-- BEGIN Task material --

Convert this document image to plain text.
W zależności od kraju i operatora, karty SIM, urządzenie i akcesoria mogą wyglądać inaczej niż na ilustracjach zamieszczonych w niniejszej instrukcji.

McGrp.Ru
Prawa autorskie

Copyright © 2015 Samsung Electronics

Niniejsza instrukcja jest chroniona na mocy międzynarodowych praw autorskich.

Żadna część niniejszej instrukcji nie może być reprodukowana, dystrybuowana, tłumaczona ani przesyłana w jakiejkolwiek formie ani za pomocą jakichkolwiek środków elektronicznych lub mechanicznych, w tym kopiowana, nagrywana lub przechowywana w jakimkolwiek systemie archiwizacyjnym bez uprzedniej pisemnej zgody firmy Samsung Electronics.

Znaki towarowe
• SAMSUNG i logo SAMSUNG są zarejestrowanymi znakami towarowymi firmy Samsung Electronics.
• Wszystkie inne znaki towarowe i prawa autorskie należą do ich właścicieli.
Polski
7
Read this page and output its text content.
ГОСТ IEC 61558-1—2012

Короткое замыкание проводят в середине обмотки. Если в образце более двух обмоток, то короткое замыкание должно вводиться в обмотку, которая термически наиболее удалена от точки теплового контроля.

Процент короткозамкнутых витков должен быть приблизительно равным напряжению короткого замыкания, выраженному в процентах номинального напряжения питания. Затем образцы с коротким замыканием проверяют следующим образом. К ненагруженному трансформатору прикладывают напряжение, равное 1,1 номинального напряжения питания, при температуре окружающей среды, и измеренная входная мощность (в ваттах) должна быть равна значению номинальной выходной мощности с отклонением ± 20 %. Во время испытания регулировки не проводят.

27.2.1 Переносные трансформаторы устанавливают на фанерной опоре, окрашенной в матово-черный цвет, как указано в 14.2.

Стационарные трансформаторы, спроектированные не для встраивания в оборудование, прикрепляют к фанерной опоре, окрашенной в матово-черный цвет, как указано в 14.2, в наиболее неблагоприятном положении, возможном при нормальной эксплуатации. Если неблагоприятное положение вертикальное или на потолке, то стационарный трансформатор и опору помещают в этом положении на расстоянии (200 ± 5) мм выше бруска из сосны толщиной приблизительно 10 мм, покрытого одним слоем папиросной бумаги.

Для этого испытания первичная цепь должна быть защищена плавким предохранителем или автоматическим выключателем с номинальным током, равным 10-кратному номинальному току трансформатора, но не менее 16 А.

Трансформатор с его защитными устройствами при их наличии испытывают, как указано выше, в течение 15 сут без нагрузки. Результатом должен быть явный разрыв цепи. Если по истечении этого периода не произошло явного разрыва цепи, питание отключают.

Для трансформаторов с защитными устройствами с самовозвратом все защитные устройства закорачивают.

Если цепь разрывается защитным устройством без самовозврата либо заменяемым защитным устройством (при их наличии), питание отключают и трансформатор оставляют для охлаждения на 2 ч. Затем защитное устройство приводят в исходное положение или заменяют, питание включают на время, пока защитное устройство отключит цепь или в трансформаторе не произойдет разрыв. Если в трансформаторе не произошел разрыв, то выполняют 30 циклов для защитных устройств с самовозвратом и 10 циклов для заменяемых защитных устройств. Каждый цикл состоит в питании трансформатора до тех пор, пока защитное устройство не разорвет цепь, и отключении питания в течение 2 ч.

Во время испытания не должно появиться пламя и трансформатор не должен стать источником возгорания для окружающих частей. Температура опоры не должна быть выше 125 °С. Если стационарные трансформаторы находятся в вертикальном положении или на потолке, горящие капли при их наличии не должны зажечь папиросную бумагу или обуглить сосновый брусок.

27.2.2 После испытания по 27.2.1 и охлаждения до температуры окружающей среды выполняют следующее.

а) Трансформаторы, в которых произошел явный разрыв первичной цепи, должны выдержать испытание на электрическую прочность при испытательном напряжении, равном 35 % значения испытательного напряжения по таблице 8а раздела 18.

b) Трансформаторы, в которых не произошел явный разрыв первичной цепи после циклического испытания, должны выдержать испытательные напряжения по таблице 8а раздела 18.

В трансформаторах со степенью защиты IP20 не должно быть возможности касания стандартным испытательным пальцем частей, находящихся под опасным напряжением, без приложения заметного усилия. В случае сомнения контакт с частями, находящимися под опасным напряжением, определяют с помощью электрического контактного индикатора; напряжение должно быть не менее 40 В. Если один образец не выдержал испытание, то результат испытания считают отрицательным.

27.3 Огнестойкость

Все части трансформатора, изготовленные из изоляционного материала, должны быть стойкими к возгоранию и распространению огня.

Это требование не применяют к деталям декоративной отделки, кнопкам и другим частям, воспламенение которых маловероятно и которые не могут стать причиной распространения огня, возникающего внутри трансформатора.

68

-- END Task material --

### Requirements
In the entries above, find each line with the word "towarowe" and show it.

### Exercise solution
Znaki towarowe
• Wszystkie inne znaki towarowe i prawa autorskie należą do ich właścicieli.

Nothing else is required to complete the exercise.